[Short problem]
How many lines of the data hold the word "제시하며"? State the number and nothing else.

━━━ Records for the task ━━━

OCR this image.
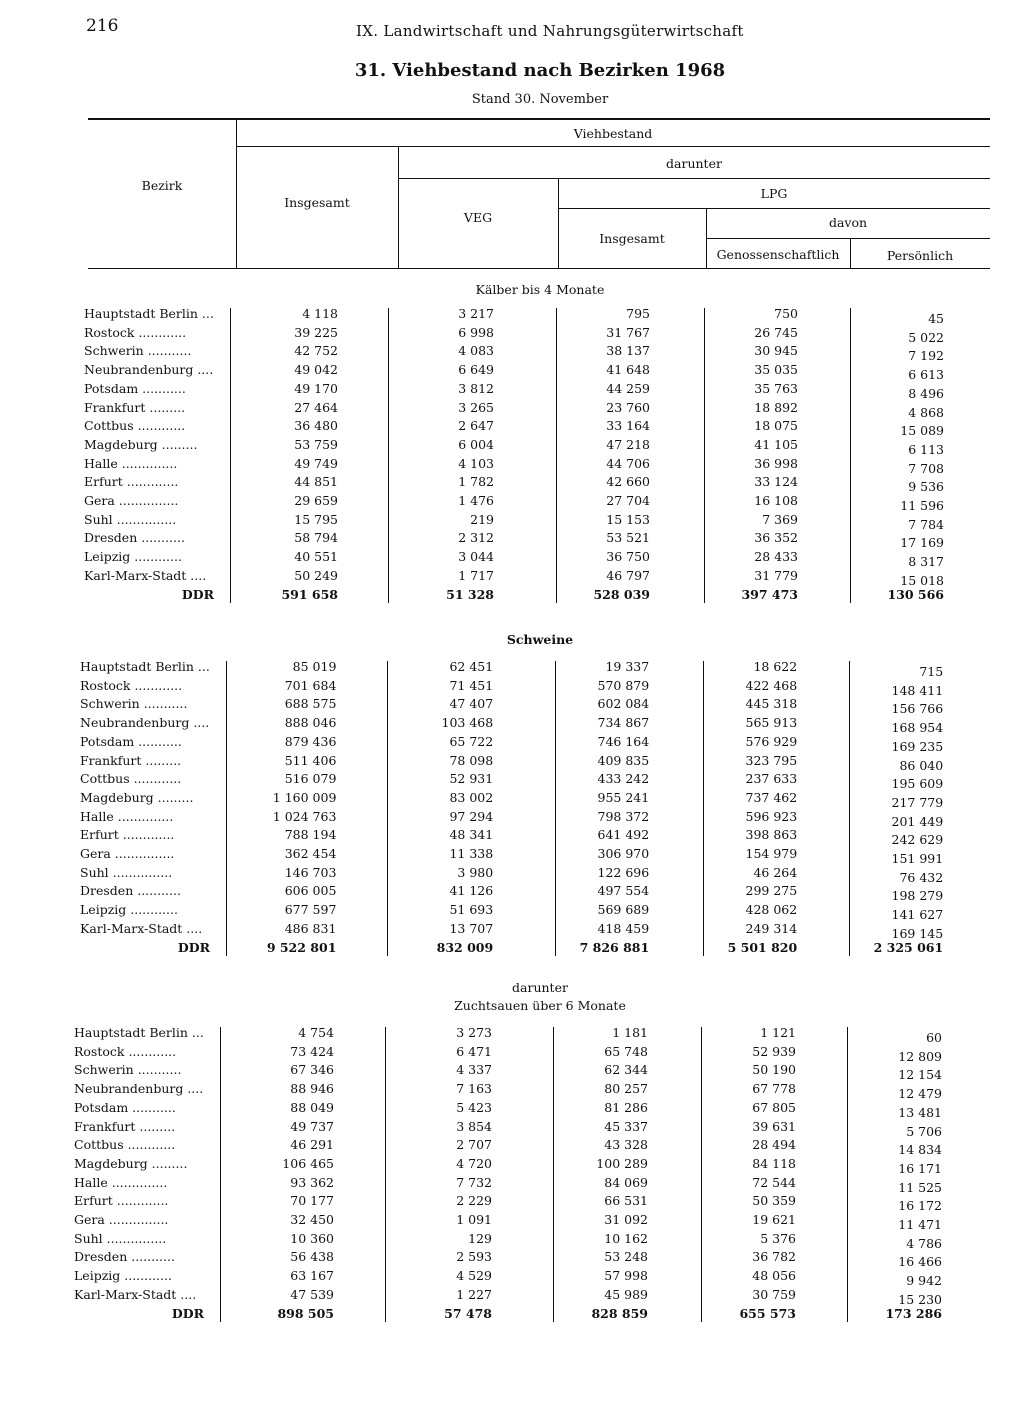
216	IX. Landwirtschaft und Nahrungsgüterwirtschaft
31. Viehbestand nach Bezirken 1968
Stand 30. November
Bezirk
Viehbestand
Insgesamt
darunter
VEG
LPG
Insgesamt
davon
Genossenschaftlich	Persönlich
Kälber bis 4 Monate
Hauptstadt Berlin ...	4 118	3 217	795	750	45
Rostock ............	39 225	6 998	31 767	26 745	5 022
Schwerin ...........	42 752	4 083	38 137	30 945	7 192
Neubrandenburg ....	49 042	6 649	41 648	35 035	6 613
Potsdam ...........	49 170	3 812	44 259	35 763	8 496
Frankfurt .........	27 464	3 265	23 760	18 892	4 868
Cottbus ............	36 480	2 647	33 164	18 075	15 089
Magdeburg .........	53 759	6 004	47 218	41 105	6 113
Halle ..............	49 749	4 103	44 706	36 998	7 708
Erfurt .............	44 851	1 782	42 660	33 124	9 536
Gera ...............	29 659	1 476	27 704	16 108	11 596
Suhl ...............	15 795	219	15 153	7 369	7 784
Dresden ...........	58 794	2 312	53 521	36 352	17 169
Leipzig ............	40 551	3 044	36 750	28 433	8 317
Karl-Marx-Stadt ....	50 249	1 717	46 797	31 779	15 018
DDR	591 658	51 328	528 039	397 473	130 566
Schweine
Hauptstadt Berlin ...	85 019	62 451	19 337	18 622	715
Rostock ............	701 684	71 451	570 879	422 468	148 411
Schwerin ...........	688 575	47 407	602 084	445 318	156 766
Neubrandenburg ....	888 046	103 468	734 867	565 913	168 954
Potsdam ...........	879 436	65 722	746 164	576 929	169 235
Frankfurt .........	511 406	78 098	409 835	323 795	86 040
Cottbus ............	516 079	52 931	433 242	237 633	195 609
Magdeburg .........	1 160 009	83 002	955 241	737 462	217 779
Halle ..............	1 024 763	97 294	798 372	596 923	201 449
Erfurt .............	788 194	48 341	641 492	398 863	242 629
Gera ...............	362 454	11 338	306 970	154 979	151 991
Suhl ...............	146 703	3 980	122 696	46 264	76 432
Dresden ...........	606 005	41 126	497 554	299 275	198 279
Leipzig ............	677 597	51 693	569 689	428 062	141 627
Karl-Marx-Stadt ....	486 831	13 707	418 459	249 314	169 145
DDR	9 522 801	832 009	7 826 881	5 501 820	2 325 061
darunter
Zuchtsauen über 6 Monate
Hauptstadt Berlin ...	4 754	3 273	1 181	1 121	60
Rostock ............	73 424	6 471	65 748	52 939	12 809
Schwerin ...........	67 346	4 337	62 344	50 190	12 154
Neubrandenburg ....	88 946	7 163	80 257	67 778	12 479
Potsdam ...........	88 049	5 423	81 286	67 805	13 481
Frankfurt .........	49 737	3 854	45 337	39 631	5 706
Cottbus ............	46 291	2 707	43 328	28 494	14 834
Magdeburg .........	106 465	4 720	100 289	84 118	16 171
Halle ..............	93 362	7 732	84 069	72 544	11 525
Erfurt .............	70 177	2 229	66 531	50 359	16 172
Gera ...............	32 450	1 091	31 092	19 621	11 471
Suhl ...............	10 360	129	10 162	5 376	4 786
Dresden ...........	56 438	2 593	53 248	36 782	16 466
Leipzig ............	63 167	4 529	57 998	48 056	9 942
Karl-Marx-Stadt ....	47 539	1 227	45 989	30 759	15 230
DDR	898 505	57 478	828 859	655 573	173 286
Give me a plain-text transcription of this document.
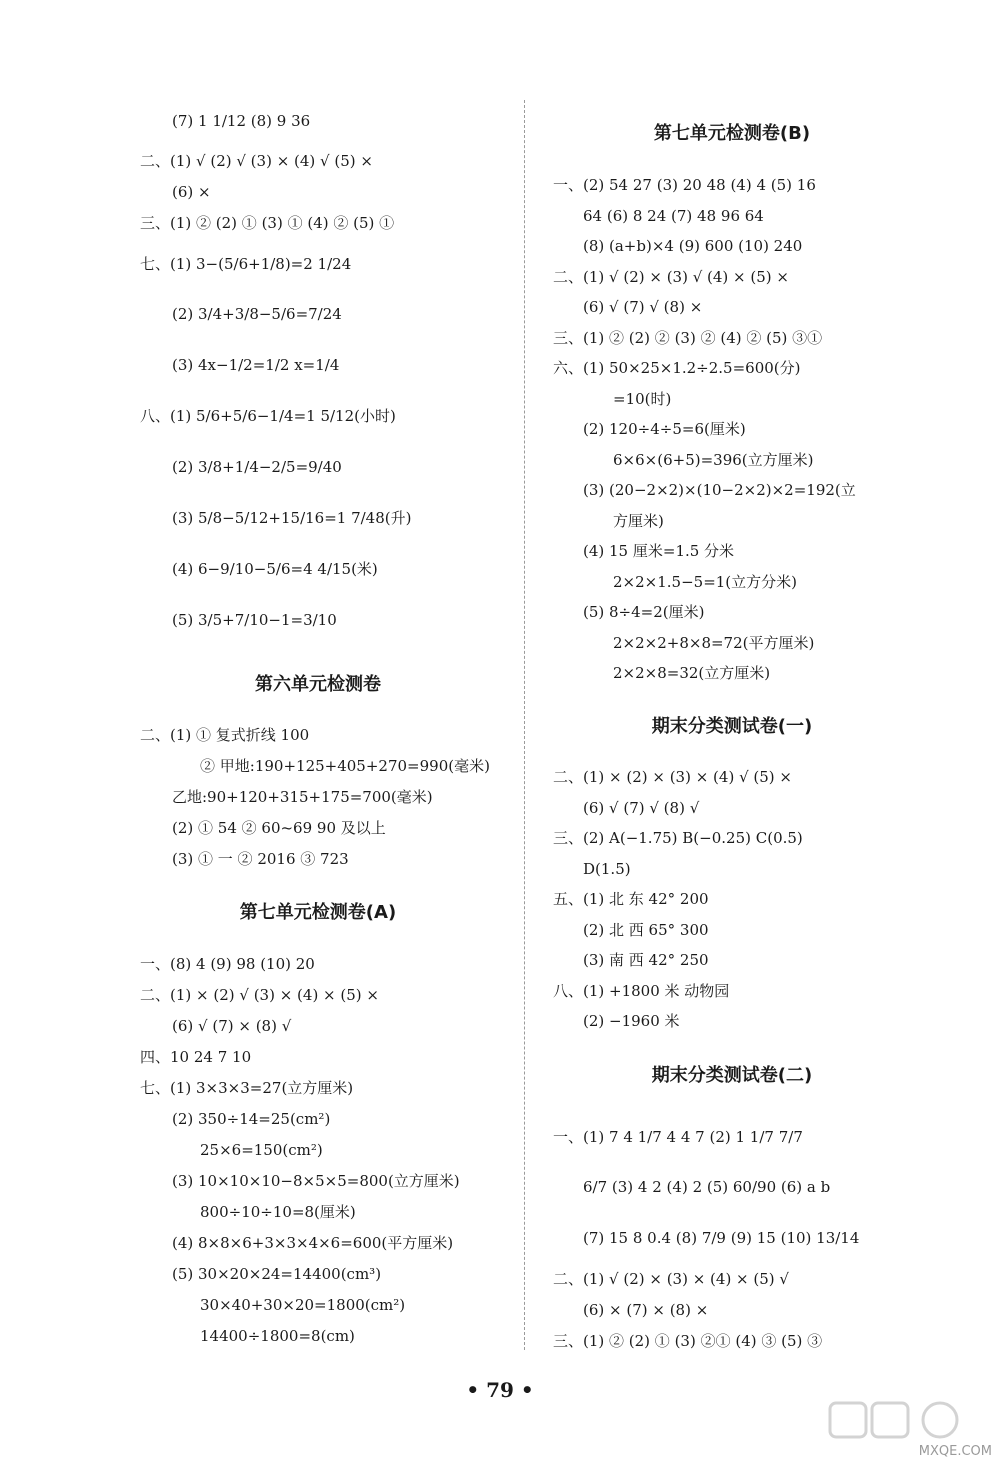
(7) 1 1/12 (8) 9 36
二、(1) √ (2) √ (3) × (4) √ (5) ×
(6) ×
三、(1) ② (2) ① (3) ① (4) ② (5) ①
七、(1) 3−(5/6+1/8)=2 1/24
(2) 3/4+3/8−5/6=7/24
(3) 4x−1/2=1/2 x=1/4
八、(1) 5/6+5/6−1/4=1 5/12(小时)
(2) 3/8+1/4−2/5=9/40
(3) 5/8−5/12+15/16=1 7/48(升)
(4) 6−9/10−5/6=4 4/15(米)
(5) 3/5+7/10−1=3/10
第六单元检测卷
二、(1) ① 复式折线 100
② 甲地:190+125+405+270=990(毫米)
乙地:90+120+315+175=700(毫米)
(2) ① 54 ② 60~69 90 及以上
(3) ① 一 ② 2016 ③ 723
第七单元检测卷(A)
一、(8) 4 (9) 98 (10) 20
二、(1) × (2) √ (3) × (4) × (5) ×
(6) √ (7) × (8) √
四、10 24 7 10
七、(1) 3×3×3=27(立方厘米)
(2) 350÷14=25(cm²)
25×6=150(cm²)
(3) 10×10×10−8×5×5=800(立方厘米)
800÷10÷10=8(厘米)
(4) 8×8×6+3×3×4×6=600(平方厘米)
(5) 30×20×24=14400(cm³)
30×40+30×20=1800(cm²)
14400÷1800=8(cm)
第七单元检测卷(B)
一、(2) 54 27 (3) 20 48 (4) 4 (5) 16
64 (6) 8 24 (7) 48 96 64
(8) (a+b)×4 (9) 600 (10) 240
二、(1) √ (2) × (3) √ (4) × (5) ×
(6) √ (7) √ (8) ×
三、(1) ② (2) ② (3) ② (4) ② (5) ③①
六、(1) 50×25×1.2÷2.5=600(分)
=10(时)
(2) 120÷4÷5=6(厘米)
6×6×(6+5)=396(立方厘米)
(3) (20−2×2)×(10−2×2)×2=192(立
方厘米)
(4) 15 厘米=1.5 分米
2×2×1.5−5=1(立方分米)
(5) 8÷4=2(厘米)
2×2×2+8×8=72(平方厘米)
2×2×8=32(立方厘米)
期末分类测试卷(一)
二、(1) × (2) × (3) × (4) √ (5) ×
(6) √ (7) √ (8) √
三、(2) A(−1.75) B(−0.25) C(0.5)
D(1.5)
五、(1) 北 东 42° 200
(2) 北 西 65° 300
(3) 南 西 42° 250
八、(1) +1800 米 动物园
(2) −1960 米
期末分类测试卷(二)
一、(1) 7 4 1/7 4 4 7 (2) 1 1/7 7/7
6/7 (3) 4 2 (4) 2 (5) 60/90 (6) a b
(7) 15 8 0.4 (8) 7/9 (9) 15 (10) 13/14
二、(1) √ (2) × (3) × (4) × (5) √
(6) × (7) × (8) ×
三、(1) ② (2) ① (3) ②① (4) ③ (5) ③
• 79 •
MXQE.COM
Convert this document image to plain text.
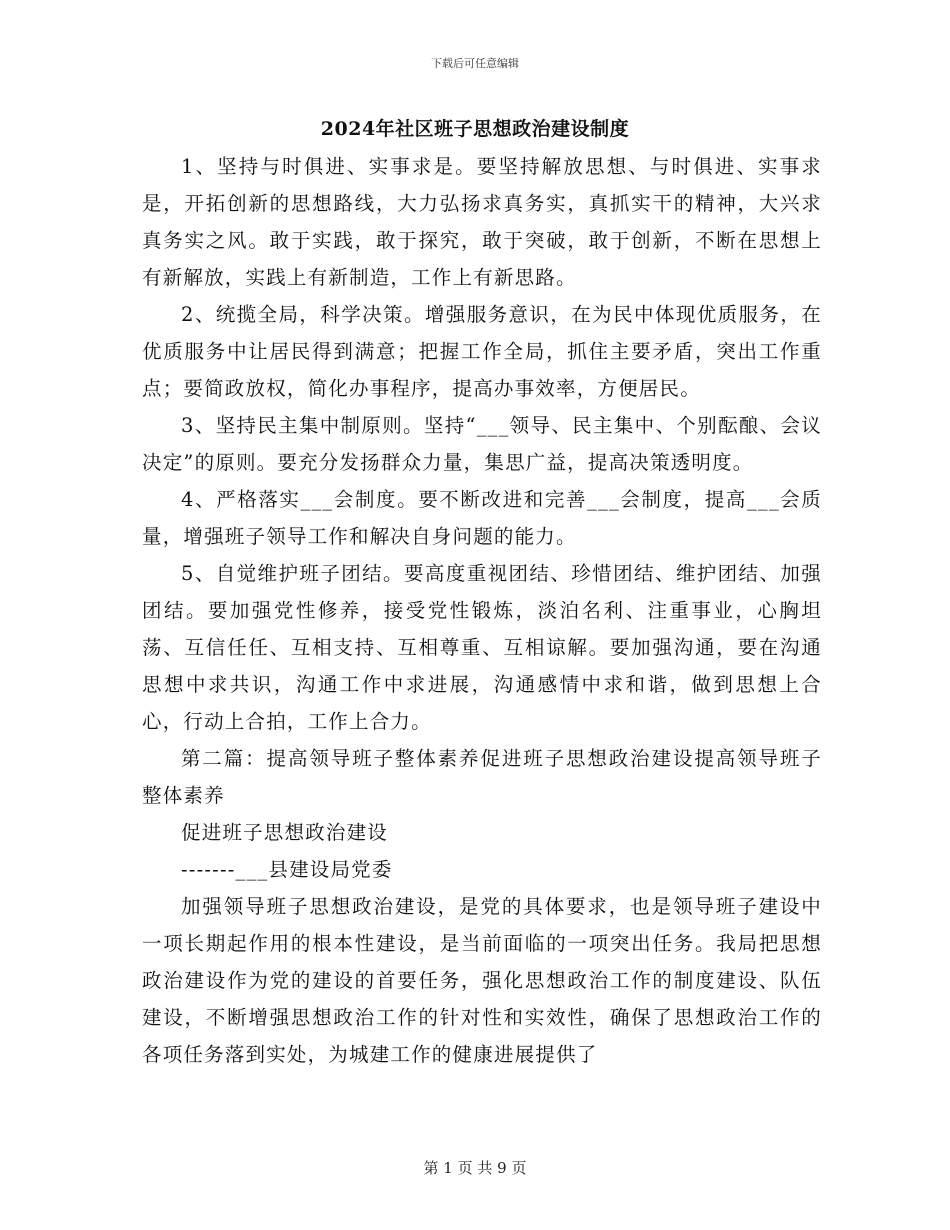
下载后可任意编辑
2024年社区班子思想政治建设制度

1、坚持与时俱进、实事求是。要坚持解放思想、与时俱进、实事求是，开拓创新的思想路线，大力弘扬求真务实，真抓实干的精神，大兴求真务实之风。敢于实践，敢于探究，敢于突破，敢于创新，不断在思想上有新解放，实践上有新制造，工作上有新思路。

2、统揽全局，科学决策。增强服务意识，在为民中体现优质服务，在优质服务中让居民得到满意；把握工作全局，抓住主要矛盾，突出工作重点；要简政放权，简化办事程序，提高办事效率，方便居民。

3、坚持民主集中制原则。坚持“___领导、民主集中、个别酝酿、会议决定”的原则。要充分发扬群众力量，集思广益，提高决策透明度。

4、严格落实___会制度。要不断改进和完善___会制度，提高___会质量，增强班子领导工作和解决自身问题的能力。

5、自觉维护班子团结。要高度重视团结、珍惜团结、维护团结、加强团结。要加强党性修养，接受党性锻炼，淡泊名利、注重事业，心胸坦荡、互信任任、互相支持、互相尊重、互相谅解。要加强沟通，要在沟通思想中求共识，沟通工作中求进展，沟通感情中求和谐，做到思想上合心，行动上合拍，工作上合力。

第二篇：提高领导班子整体素养促进班子思想政治建设提高领导班子整体素养

促进班子思想政治建设

-------___县建设局党委

加强领导班子思想政治建设，是党的具体要求，也是领导班子建设中一项长期起作用的根本性建设，是当前面临的一项突出任务。我局把思想政治建设作为党的建设的首要任务，强化思想政治工作的制度建设、队伍建设，不断增强思想政治工作的针对性和实效性，确保了思想政治工作的各项任务落到实处，为城建工作的健康进展提供了

第 1 页 共 9 页
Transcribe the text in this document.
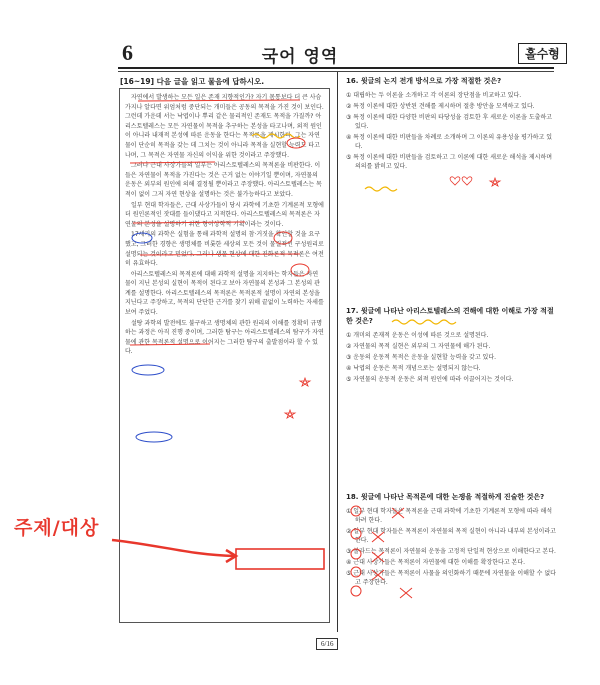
6	국어 영역	홀수형
[16~19] 다음 글을 읽고 물음에 답하시오.

자연에서 발생하는 모든 일은 존재 지향적인가? 자기 몸통보다 더 큰 사슴가지나 알다면 위엄처럼 중단되는 개미들은 공동의 목적을 가진 것이 보인다. 그런데 가운데 서는 낙엽이나 뿌리 같은 물리적인 존재도 목적을 가질까? 아리스토텔레스는 모든 자연물이 목적을 추구하는 본성을 타고나며, 외적 원인이 아니라 내재적 본성에 따른 운동을 한다는 목적론을 제시한다. 그는 자연물이 단순히 목적을 갖는 데 그치는 것이 아니라 목적을 실현할 능력도 타고나며, 그 목적은 자연물 자신의 이익을 위한 것이라고 주장했다.

그러나 근대 사상가들의 일부는 아리스토텔레스의 목적론을 비판한다. 이들은 자연물이 목적을 가진다는 것은 근거 없는 이야기일 뿐이며, 자연물의 운동은 외부의 원인에 의해 결정될 뿐이라고 주장했다. 아리스토텔레스는 목적이 없이 그저 자연 현상을 설명하는 것은 불가능하다고 보았다.

일부 현대 학자들은, 근대 사상가들이 당시 과학에 기초한 기계론적 모형에 더 원인론적인 잣대를 들이댔다고 지적한다. 아리스토텔레스의 목적론은 자연물의 본성을 설명하기 위한 형이상학적 기획이라는 것이다.

17세기의 과학은 실험을 통해 과학적 설명의 참·거짓을 확인할 것을 요구했고, 그러한 경향은 생명체를 비롯한 세상의 모든 것이 물질적인 구성원리로 설명되는 것이라고 믿었다. 그러나 생물 현상에 대한 진화론적 목적론은 여전히 유효하다.

아리스토텔레스의 목적론에 대해 과학적 설명을 지지하는 학자들은 자연물이 지닌 본성의 실현이 목적이 된다고 보아 자연물의 본성과 그 본성의 관계를 설명한다. 아리스토텔레스의 목적론은 목적론적 설명이 자연의 본성을 지닌다고 주장하고, 목적의 단단한 근거를 찾기 위해 끝없이 노력하는 자세를 보여 주었다.

설탕 과학의 발전에도 불구하고 생명체의 관한 원리의 이해를 정확히 규명하는 과정은 아직 진행 중이며, 그러한 탐구는 아리스토텔레스의 탐구가 자연물에 관한 목적론적 설명으로 이어지는 그러한 탐구의 출발점이라 할 수 있다.

16. 윗글의 논지 전개 방식으로 가장 적절한 것은?
① 대립하는 두 이론을 소개하고 각 이론의 장단점을 비교하고 있다.
② 특정 이론에 대한 상반된 견해를 제시하며 절충 방안을 모색하고 있다.
③ 특정 이론에 대한 다양한 비판의 타당성을 검토한 후 새로운 이론을 도출하고 있다.
④ 특정 이론에 대한 비판들을 차례로 소개하며 그 이론의 유용성을 평가하고 있다.
⑤ 특정 이론에 대한 비판들을 검토하고 그 이론에 대한 새로운 해석을 제시하며 의의를 밝히고 있다.
17. 윗글에 나타난 아리스토텔레스의 견해에 대한 이해로 가장 적절한 것은?
① 개미의 존재적 운동은 이성에 따른 것으로 설명된다.
② 자연물의 목적 실현은 외부의 그 자연물에 해가 된다.
③ 운동의 운동적 목적은 운동을 실현할 능력을 갖고 있다.
④ 낙엽의 운동은 목적 개념으로는 설명되지 않는다.
⑤ 자연물의 운동적 운동은 외적 원인에 따라 이끌어지는 것이다.
18. 윗글에 나타난 목적론에 대한 논쟁을 적절하게 진술한 것은?
① 일부 현대 학자들은 목적론을 근대 과학에 기초한 기계론적 모형에 따라 해석하려 한다.
② 일부 현대 학자들은 목적론이 자연물의 목적 실현이 아니라 내부의 본성이라고 한다.
③ 볼라드는 목적론이 자연물의 운동을 고정적 단일적 현상으로 이해한다고 본다.
④ 근대 사상가들은 목적론이 자연물에 대한 이해를 확장한다고 본다.
⑤ 근대 사상가들은 목적론이 사물을 의인화하기 때문에 자연물을 이해할 수 없다고 주장한다.
주제/대상
6/16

━━━

[Result of this task]
2